Description of the task: Pick out each line containing the string "multimedia".

Dataset entries:
>> begin

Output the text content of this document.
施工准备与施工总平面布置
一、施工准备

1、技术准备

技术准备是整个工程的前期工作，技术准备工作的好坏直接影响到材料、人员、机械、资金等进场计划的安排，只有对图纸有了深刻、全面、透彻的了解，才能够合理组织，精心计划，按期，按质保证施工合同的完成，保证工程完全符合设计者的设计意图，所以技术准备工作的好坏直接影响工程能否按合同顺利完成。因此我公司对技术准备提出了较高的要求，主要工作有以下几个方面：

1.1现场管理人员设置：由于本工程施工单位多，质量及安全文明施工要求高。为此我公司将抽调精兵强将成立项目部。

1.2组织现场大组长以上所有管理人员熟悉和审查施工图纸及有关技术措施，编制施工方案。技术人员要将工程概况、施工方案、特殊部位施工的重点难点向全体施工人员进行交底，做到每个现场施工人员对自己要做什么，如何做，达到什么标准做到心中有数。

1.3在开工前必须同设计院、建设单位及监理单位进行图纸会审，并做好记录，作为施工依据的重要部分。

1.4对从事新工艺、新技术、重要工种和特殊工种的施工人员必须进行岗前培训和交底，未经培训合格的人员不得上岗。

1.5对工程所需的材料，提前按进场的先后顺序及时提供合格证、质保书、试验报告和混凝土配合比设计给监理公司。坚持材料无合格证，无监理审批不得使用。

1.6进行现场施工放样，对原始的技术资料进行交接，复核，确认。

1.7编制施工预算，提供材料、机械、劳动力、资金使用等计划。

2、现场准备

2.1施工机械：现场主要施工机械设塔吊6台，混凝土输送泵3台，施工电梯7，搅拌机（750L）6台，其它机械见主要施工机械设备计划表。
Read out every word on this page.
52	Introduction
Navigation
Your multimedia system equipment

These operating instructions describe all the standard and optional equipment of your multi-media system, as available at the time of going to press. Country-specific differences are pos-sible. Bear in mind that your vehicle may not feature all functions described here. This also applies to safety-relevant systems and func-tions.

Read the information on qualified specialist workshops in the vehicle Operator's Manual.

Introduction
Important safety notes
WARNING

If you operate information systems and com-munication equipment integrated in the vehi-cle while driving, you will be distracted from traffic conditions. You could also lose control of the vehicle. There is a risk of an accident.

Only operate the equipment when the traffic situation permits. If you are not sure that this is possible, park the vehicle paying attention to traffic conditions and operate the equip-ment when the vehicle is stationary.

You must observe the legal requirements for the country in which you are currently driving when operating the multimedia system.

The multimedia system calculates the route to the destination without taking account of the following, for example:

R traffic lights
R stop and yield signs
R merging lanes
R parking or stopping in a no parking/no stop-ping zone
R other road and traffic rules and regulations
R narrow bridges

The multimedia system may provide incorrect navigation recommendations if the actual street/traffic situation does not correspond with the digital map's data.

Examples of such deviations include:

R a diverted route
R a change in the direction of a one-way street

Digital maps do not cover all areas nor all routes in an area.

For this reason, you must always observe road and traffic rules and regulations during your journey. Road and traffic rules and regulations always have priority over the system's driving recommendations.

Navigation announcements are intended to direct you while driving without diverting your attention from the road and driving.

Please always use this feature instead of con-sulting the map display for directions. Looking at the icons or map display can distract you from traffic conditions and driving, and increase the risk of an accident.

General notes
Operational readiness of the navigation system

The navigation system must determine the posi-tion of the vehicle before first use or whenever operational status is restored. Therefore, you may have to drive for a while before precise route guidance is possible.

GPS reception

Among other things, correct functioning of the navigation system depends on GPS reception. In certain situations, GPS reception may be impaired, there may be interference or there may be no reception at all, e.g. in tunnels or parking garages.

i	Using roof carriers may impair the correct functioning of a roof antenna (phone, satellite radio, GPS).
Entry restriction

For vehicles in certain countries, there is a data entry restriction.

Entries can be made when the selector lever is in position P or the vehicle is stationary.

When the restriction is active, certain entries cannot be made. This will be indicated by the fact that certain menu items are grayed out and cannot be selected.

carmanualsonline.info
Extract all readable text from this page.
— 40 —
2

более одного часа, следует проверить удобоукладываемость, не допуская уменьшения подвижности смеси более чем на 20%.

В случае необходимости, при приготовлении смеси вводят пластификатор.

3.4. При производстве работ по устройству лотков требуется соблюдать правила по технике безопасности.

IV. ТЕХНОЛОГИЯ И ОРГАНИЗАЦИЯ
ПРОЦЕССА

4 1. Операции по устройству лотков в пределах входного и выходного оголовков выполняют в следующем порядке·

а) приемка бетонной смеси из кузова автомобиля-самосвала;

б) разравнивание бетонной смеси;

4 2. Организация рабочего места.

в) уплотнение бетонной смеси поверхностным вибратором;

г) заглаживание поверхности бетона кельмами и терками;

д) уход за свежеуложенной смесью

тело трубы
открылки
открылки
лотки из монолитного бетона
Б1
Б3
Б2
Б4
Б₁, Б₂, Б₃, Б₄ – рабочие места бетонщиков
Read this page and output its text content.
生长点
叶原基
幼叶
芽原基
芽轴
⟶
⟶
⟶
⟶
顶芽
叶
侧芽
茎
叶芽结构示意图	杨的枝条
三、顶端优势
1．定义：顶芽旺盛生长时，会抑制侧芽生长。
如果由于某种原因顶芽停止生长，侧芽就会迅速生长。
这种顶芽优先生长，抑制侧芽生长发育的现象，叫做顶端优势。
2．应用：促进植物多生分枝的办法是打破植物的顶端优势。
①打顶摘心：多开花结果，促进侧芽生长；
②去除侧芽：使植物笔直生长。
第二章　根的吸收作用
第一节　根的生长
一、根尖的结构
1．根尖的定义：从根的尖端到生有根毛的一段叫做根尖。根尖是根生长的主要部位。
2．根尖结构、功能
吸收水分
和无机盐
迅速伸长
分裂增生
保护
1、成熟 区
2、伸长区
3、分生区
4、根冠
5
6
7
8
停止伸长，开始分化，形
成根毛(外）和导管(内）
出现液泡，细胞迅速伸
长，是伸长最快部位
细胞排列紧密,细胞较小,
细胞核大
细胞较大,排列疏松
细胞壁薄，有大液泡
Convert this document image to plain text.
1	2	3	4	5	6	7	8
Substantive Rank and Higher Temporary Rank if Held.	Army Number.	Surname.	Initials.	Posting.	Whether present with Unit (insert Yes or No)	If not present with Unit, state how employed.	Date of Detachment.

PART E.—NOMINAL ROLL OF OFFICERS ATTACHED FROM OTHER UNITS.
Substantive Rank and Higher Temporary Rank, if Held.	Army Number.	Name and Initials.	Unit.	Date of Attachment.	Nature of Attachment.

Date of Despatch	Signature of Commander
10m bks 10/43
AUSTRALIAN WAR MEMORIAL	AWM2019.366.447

>> end

Solution:
Your multimedia system equipment
You must observe the legal requirements for the country in which you are currently driving when operating the multimedia system.
The multimedia system calculates the route to the destination without taking account of the following, for example:
The multimedia system may provide incorrect navigation recommendations if the actual street/traffic situation does not correspond with the digital map's data.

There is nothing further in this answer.